§ **EXERCISE**: Go through the listing beneath this task and return every line that carries the string "sleep".

§ **SUPPLIED RECORDS**:
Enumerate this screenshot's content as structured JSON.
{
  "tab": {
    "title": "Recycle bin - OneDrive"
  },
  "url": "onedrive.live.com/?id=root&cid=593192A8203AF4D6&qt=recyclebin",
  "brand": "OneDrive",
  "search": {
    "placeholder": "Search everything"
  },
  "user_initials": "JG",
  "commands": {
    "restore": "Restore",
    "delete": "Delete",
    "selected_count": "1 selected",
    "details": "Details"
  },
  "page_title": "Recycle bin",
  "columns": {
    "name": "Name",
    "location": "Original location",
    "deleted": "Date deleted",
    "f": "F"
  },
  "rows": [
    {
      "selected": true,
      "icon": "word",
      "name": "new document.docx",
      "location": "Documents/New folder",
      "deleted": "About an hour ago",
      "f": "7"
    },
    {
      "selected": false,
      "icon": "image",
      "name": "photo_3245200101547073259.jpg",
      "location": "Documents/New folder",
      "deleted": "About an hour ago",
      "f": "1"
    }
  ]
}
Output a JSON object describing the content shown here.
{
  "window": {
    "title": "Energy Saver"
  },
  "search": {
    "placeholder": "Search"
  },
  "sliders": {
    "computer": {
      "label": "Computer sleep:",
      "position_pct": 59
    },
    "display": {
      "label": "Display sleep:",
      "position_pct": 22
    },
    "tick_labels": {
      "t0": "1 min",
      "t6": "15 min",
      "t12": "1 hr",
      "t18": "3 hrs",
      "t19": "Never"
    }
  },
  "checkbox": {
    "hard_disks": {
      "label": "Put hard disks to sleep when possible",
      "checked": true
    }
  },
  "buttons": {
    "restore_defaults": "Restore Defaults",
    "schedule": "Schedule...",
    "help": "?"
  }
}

§ **RESULT BELOW**:
      "label": "Computer sleep:",
      "label": "Display sleep:",
      "label": "Put hard disks to sleep when possible",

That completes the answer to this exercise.